Write out the listing below again, precisely as it is given.

[Figure contents as structured data]
•••
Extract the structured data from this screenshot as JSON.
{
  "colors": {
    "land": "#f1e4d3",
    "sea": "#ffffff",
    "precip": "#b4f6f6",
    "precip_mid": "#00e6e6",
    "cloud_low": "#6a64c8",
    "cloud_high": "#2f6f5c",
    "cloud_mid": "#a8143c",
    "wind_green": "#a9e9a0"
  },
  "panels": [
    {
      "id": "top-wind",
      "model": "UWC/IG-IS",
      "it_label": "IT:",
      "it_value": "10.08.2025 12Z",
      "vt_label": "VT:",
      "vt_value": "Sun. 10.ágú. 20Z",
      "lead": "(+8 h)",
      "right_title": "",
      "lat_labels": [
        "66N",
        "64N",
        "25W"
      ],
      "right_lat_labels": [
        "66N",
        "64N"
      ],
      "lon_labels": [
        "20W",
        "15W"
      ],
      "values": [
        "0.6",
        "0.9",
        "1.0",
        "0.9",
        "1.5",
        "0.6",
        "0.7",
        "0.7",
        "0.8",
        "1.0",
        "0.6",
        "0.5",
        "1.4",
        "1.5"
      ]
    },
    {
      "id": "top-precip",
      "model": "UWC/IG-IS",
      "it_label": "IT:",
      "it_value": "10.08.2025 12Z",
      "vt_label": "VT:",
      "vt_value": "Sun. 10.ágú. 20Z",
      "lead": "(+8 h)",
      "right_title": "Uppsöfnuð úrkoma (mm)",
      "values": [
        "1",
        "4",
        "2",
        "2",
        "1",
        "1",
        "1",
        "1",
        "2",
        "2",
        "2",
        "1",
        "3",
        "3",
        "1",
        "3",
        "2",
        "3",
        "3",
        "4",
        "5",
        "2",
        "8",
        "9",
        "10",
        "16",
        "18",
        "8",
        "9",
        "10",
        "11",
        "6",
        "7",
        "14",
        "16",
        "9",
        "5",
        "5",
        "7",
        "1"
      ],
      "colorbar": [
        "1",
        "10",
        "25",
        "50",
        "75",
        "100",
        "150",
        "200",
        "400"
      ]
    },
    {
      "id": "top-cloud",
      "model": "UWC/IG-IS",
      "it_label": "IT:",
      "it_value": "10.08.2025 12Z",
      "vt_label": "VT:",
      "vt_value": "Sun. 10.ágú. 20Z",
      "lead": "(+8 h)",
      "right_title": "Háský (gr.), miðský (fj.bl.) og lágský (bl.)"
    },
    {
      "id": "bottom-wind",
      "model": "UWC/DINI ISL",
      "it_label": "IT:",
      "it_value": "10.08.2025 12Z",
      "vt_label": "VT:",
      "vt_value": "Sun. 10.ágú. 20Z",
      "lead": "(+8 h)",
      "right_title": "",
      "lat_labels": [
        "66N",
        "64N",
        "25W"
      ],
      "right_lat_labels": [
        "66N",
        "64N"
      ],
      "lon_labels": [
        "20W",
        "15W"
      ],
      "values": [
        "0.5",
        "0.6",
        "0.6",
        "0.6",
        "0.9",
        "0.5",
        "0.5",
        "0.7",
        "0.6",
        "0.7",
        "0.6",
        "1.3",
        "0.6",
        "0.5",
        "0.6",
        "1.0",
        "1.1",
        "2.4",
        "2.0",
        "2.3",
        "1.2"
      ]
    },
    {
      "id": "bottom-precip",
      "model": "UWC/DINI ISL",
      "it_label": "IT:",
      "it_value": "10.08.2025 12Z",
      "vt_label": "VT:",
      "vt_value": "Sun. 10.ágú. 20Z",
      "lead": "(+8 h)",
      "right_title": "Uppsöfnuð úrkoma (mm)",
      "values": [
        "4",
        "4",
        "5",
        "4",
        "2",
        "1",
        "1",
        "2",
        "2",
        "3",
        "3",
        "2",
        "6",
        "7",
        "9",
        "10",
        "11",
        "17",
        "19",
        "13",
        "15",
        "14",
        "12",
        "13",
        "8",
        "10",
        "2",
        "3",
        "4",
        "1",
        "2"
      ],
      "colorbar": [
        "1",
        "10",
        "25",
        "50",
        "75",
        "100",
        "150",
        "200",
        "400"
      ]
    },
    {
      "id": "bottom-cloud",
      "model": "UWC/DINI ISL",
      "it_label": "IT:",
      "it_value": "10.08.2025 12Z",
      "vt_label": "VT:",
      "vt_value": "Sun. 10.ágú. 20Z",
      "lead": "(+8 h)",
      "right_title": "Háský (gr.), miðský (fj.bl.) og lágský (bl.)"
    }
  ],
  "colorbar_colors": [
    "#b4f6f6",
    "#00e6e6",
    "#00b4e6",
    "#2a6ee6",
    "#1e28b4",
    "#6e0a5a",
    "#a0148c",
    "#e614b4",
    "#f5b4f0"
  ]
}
•••
_Full answer_
Extract the structured data from this screenshot as JSON.
{
  "colors": {
    "land": "#f1e4d3",
    "sea": "#ffffff",
    "precip": "#b4f6f6",
    "precip_mid": "#00e6e6",
    "cloud_low": "#6a64c8",
    "cloud_high": "#2f6f5c",
    "cloud_mid": "#a8143c",
    "wind_green": "#a9e9a0"
  },
  "panels": [
    {
      "id": "top-wind",
      "model": "UWC/IG-IS",
      "it_label": "IT:",
      "it_value": "10.08.2025 12Z",
      "vt_label": "VT:",
      "vt_value": "Sun. 10.ágú. 20Z",
      "lead": "(+8 h)",
      "right_title": "",
      "lat_labels": [
        "66N",
        "64N",
        "25W"
      ],
      "right_lat_labels": [
        "66N",
        "64N"
      ],
      "lon_labels": [
        "20W",
        "15W"
      ],
      "values": [
        "0.6",
        "0.9",
        "1.0",
        "0.9",
        "1.5",
        "0.6",
        "0.7",
        "0.7",
        "0.8",
        "1.0",
        "0.6",
        "0.5",
        "1.4",
        "1.5"
      ]
    },
    {
      "id": "top-precip",
      "model": "UWC/IG-IS",
      "it_label": "IT:",
      "it_value": "10.08.2025 12Z",
      "vt_label": "VT:",
      "vt_value": "Sun. 10.ágú. 20Z",
      "lead": "(+8 h)",
      "right_title": "Uppsöfnuð úrkoma (mm)",
      "values": [
        "1",
        "4",
        "2",
        "2",
        "1",
        "1",
        "1",
        "1",
        "2",
        "2",
        "2",
        "1",
        "3",
        "3",
        "1",
        "3",
        "2",
        "3",
        "3",
        "4",
        "5",
        "2",
        "8",
        "9",
        "10",
        "16",
        "18",
        "8",
        "9",
        "10",
        "11",
        "6",
        "7",
        "14",
        "16",
        "9",
        "5",
        "5",
        "7",
        "1"
      ],
      "colorbar": [
        "1",
        "10",
        "25",
        "50",
        "75",
        "100",
        "150",
        "200",
        "400"
      ]
    },
    {
      "id": "top-cloud",
      "model": "UWC/IG-IS",
      "it_label": "IT:",
      "it_value": "10.08.2025 12Z",
      "vt_label": "VT:",
      "vt_value": "Sun. 10.ágú. 20Z",
      "lead": "(+8 h)",
      "right_title": "Háský (gr.), miðský (fj.bl.) og lágský (bl.)"
    },
    {
      "id": "bottom-wind",
      "model": "UWC/DINI ISL",
      "it_label": "IT:",
      "it_value": "10.08.2025 12Z",
      "vt_label": "VT:",
      "vt_value": "Sun. 10.ágú. 20Z",
      "lead": "(+8 h)",
      "right_title": "",
      "lat_labels": [
        "66N",
        "64N",
        "25W"
      ],
      "right_lat_labels": [
        "66N",
        "64N"
      ],
      "lon_labels": [
        "20W",
        "15W"
      ],
      "values": [
        "0.5",
        "0.6",
        "0.6",
        "0.6",
        "0.9",
        "0.5",
        "0.5",
        "0.7",
        "0.6",
        "0.7",
        "0.6",
        "1.3",
        "0.6",
        "0.5",
        "0.6",
        "1.0",
        "1.1",
        "2.4",
        "2.0",
        "2.3",
        "1.2"
      ]
    },
    {
      "id": "bottom-precip",
      "model": "UWC/DINI ISL",
      "it_label": "IT:",
      "it_value": "10.08.2025 12Z",
      "vt_label": "VT:",
      "vt_value": "Sun. 10.ágú. 20Z",
      "lead": "(+8 h)",
      "right_title": "Uppsöfnuð úrkoma (mm)",
      "values": [
        "4",
        "4",
        "5",
        "4",
        "2",
        "1",
        "1",
        "2",
        "2",
        "3",
        "3",
        "2",
        "6",
        "7",
        "9",
        "10",
        "11",
        "17",
        "19",
        "13",
        "15",
        "14",
        "12",
        "13",
        "8",
        "10",
        "2",
        "3",
        "4",
        "1",
        "2"
      ],
      "colorbar": [
        "1",
        "10",
        "25",
        "50",
        "75",
        "100",
        "150",
        "200",
        "400"
      ]
    },
    {
      "id": "bottom-cloud",
      "model": "UWC/DINI ISL",
      "it_label": "IT:",
      "it_value": "10.08.2025 12Z",
      "vt_label": "VT:",
      "vt_value": "Sun. 10.ágú. 20Z",
      "lead": "(+8 h)",
      "right_title": "Háský (gr.), miðský (fj.bl.) og lágský (bl.)"
    }
  ],
  "colorbar_colors": [
    "#b4f6f6",
    "#00e6e6",
    "#00b4e6",
    "#2a6ee6",
    "#1e28b4",
    "#6e0a5a",
    "#a0148c",
    "#e614b4",
    "#f5b4f0"
  ]
}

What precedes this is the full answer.